-- Set exercise --
Search the listing for "Time" and copy every line where it appears.

-- Records to use --

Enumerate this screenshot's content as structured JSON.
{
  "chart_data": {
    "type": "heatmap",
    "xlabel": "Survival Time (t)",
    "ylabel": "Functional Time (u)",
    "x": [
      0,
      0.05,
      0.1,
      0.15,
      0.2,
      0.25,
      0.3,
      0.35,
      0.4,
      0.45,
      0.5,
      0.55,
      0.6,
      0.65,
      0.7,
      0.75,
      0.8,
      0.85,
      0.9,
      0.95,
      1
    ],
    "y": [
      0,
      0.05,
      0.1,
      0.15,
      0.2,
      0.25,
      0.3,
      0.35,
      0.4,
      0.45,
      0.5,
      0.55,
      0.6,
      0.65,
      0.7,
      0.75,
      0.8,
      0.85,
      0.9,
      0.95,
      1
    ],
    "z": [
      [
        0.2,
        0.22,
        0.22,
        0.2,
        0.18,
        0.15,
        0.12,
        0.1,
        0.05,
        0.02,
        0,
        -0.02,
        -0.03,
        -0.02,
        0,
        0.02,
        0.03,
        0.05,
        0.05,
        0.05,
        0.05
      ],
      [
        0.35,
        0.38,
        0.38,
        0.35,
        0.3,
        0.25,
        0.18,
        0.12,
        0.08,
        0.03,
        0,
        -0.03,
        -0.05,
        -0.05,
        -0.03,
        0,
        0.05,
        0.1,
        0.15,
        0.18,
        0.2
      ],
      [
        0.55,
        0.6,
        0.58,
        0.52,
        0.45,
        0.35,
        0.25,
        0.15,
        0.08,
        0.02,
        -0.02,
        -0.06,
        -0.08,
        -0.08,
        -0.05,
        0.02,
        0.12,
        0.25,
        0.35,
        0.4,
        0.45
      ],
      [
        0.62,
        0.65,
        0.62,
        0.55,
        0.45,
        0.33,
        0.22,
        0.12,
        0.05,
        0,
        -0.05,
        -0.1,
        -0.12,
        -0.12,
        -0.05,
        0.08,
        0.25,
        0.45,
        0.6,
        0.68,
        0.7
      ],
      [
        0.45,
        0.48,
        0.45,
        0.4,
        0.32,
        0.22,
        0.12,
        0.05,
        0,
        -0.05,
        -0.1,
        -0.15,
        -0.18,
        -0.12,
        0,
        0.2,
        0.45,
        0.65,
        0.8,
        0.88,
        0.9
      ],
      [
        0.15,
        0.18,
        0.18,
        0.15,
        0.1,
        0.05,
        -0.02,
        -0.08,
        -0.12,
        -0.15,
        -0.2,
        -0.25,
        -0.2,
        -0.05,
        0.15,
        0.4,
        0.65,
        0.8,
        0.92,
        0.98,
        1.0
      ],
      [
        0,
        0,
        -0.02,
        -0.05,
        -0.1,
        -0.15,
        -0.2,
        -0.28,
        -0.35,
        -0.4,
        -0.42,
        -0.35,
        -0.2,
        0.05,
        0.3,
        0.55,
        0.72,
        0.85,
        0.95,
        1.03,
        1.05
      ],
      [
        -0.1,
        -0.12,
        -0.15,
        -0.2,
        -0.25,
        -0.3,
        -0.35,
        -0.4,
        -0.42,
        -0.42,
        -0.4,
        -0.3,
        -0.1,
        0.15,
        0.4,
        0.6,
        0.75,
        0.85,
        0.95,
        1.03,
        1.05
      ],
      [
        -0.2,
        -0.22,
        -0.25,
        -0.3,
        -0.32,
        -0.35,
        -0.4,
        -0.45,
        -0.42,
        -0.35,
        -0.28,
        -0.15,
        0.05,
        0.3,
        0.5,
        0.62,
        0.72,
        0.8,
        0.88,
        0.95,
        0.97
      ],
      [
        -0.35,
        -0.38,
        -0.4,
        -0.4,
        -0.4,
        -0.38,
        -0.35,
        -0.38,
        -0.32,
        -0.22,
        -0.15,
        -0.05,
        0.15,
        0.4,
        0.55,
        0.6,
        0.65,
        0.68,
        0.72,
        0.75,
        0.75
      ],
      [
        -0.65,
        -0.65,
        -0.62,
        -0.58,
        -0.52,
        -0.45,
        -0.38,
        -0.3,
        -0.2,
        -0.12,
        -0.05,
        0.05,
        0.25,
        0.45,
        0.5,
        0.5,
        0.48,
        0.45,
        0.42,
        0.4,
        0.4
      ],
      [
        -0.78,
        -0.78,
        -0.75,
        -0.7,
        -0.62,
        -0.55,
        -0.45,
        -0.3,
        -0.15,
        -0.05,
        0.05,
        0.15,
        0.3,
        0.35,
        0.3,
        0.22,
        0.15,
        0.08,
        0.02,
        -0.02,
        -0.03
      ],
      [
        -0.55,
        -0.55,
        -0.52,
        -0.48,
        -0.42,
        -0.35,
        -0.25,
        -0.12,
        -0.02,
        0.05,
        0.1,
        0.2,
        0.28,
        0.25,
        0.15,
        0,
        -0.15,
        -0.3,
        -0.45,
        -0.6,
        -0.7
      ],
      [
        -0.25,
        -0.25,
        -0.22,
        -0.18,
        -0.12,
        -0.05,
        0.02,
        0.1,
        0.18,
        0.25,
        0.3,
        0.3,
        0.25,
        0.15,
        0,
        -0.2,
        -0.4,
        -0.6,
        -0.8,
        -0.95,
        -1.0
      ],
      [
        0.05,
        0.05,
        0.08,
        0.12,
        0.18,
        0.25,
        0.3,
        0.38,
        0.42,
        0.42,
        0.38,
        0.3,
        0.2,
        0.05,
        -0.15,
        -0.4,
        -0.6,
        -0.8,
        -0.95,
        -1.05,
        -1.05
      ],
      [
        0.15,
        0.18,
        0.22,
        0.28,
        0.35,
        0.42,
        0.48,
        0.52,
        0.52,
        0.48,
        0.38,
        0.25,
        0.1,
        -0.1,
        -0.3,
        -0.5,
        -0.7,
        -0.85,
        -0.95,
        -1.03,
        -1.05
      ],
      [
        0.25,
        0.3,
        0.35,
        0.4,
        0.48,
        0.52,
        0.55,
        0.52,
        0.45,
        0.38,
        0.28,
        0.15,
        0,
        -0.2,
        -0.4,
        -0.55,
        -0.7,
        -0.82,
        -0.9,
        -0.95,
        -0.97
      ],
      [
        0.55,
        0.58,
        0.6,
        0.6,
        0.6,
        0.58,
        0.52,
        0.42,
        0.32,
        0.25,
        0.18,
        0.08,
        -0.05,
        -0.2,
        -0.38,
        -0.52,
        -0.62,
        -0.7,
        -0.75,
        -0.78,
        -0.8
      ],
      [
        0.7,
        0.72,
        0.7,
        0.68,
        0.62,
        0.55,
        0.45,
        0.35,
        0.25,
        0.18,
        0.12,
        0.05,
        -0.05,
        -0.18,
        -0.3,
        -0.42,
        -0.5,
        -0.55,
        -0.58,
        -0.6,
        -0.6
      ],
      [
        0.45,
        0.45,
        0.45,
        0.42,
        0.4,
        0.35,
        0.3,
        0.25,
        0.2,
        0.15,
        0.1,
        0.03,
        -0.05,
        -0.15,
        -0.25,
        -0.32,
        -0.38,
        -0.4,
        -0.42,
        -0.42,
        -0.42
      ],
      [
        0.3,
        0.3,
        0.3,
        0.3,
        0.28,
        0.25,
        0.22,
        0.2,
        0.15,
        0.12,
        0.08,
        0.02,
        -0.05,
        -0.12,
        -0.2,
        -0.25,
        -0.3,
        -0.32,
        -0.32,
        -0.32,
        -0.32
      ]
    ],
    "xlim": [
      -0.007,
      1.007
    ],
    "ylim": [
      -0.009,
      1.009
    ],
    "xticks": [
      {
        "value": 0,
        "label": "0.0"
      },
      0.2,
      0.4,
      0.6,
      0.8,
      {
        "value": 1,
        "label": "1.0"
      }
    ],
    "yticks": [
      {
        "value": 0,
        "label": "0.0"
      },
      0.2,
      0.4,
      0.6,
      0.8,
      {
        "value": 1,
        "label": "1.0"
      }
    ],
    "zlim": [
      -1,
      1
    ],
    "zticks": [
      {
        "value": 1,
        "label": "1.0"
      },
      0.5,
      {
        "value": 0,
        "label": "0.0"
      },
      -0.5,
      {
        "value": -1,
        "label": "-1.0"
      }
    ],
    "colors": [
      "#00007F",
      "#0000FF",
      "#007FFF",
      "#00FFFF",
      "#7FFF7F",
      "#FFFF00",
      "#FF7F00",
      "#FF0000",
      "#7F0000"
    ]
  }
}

-- Final answer --
    "xlabel": "Survival Time (t)",
    "ylabel": "Functional Time (u)",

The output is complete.